WHAT TO DO: Pick out each line of the records in which the word "size" appears.

[Begin RECORDS PROVIDED]

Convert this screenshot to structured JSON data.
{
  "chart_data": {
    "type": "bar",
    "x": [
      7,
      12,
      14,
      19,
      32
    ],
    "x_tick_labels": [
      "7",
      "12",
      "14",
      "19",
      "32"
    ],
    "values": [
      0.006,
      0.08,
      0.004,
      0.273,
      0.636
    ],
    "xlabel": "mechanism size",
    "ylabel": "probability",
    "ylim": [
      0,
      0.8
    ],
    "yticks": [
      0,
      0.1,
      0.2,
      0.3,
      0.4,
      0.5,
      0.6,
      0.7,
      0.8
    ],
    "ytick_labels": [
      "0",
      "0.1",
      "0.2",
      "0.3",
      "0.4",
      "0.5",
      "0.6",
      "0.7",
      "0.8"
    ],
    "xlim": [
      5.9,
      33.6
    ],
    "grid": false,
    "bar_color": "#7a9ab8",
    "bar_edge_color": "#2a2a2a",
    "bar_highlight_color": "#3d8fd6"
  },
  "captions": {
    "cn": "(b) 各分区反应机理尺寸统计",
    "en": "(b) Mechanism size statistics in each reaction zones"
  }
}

[End RECORDS PROVIDED]

RESPONSE TO THE EXERCISE:
    "xlabel": "mechanism size",
    "en": "(b) Mechanism size statistics in each reaction zones"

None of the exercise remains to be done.